- **EXERCISE AIM**:
Write out the full listing again, exactly as it stands.

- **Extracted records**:
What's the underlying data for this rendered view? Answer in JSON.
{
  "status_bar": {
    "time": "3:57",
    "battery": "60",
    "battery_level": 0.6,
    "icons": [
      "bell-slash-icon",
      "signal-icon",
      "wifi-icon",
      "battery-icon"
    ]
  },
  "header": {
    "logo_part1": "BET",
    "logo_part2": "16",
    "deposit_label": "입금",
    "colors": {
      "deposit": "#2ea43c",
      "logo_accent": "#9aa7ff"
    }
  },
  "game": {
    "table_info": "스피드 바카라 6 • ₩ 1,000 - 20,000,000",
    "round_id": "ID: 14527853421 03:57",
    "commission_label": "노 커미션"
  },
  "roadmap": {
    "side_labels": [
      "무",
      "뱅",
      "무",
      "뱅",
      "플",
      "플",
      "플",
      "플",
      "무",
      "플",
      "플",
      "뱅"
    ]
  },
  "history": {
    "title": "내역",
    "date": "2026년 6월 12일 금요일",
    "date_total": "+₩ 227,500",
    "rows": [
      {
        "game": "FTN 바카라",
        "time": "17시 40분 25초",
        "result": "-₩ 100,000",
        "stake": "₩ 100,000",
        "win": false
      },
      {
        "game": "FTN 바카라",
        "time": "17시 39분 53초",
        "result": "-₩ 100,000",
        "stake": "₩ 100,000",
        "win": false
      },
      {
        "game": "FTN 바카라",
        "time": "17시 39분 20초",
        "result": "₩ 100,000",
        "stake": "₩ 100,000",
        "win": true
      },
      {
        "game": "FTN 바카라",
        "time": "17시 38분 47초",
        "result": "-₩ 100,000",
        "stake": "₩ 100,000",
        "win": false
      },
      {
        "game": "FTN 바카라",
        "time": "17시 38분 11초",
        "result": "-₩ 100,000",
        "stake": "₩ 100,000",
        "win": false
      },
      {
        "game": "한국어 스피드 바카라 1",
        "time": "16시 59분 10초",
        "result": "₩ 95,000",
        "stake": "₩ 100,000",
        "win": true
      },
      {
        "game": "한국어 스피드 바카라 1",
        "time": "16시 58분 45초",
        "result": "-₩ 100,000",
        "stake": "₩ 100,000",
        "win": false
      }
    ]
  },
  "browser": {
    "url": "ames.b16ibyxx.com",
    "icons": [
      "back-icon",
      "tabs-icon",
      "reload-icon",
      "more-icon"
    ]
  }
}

- **THE OUTPUT**:
What's the underlying data for this rendered view? Answer in JSON.
{
  "status_bar": {
    "time": "3:57",
    "battery": "60",
    "battery_level": 0.6,
    "icons": [
      "bell-slash-icon",
      "signal-icon",
      "wifi-icon",
      "battery-icon"
    ]
  },
  "header": {
    "logo_part1": "BET",
    "logo_part2": "16",
    "deposit_label": "입금",
    "colors": {
      "deposit": "#2ea43c",
      "logo_accent": "#9aa7ff"
    }
  },
  "game": {
    "table_info": "스피드 바카라 6 • ₩ 1,000 - 20,000,000",
    "round_id": "ID: 14527853421 03:57",
    "commission_label": "노 커미션"
  },
  "roadmap": {
    "side_labels": [
      "무",
      "뱅",
      "무",
      "뱅",
      "플",
      "플",
      "플",
      "플",
      "무",
      "플",
      "플",
      "뱅"
    ]
  },
  "history": {
    "title": "내역",
    "date": "2026년 6월 12일 금요일",
    "date_total": "+₩ 227,500",
    "rows": [
      {
        "game": "FTN 바카라",
        "time": "17시 40분 25초",
        "result": "-₩ 100,000",
        "stake": "₩ 100,000",
        "win": false
      },
      {
        "game": "FTN 바카라",
        "time": "17시 39분 53초",
        "result": "-₩ 100,000",
        "stake": "₩ 100,000",
        "win": false
      },
      {
        "game": "FTN 바카라",
        "time": "17시 39분 20초",
        "result": "₩ 100,000",
        "stake": "₩ 100,000",
        "win": true
      },
      {
        "game": "FTN 바카라",
        "time": "17시 38분 47초",
        "result": "-₩ 100,000",
        "stake": "₩ 100,000",
        "win": false
      },
      {
        "game": "FTN 바카라",
        "time": "17시 38분 11초",
        "result": "-₩ 100,000",
        "stake": "₩ 100,000",
        "win": false
      },
      {
        "game": "한국어 스피드 바카라 1",
        "time": "16시 59분 10초",
        "result": "₩ 95,000",
        "stake": "₩ 100,000",
        "win": true
      },
      {
        "game": "한국어 스피드 바카라 1",
        "time": "16시 58분 45초",
        "result": "-₩ 100,000",
        "stake": "₩ 100,000",
        "win": false
      }
    ]
  },
  "browser": {
    "url": "ames.b16ibyxx.com",
    "icons": [
      "back-icon",
      "tabs-icon",
      "reload-icon",
      "more-icon"
    ]
  }
}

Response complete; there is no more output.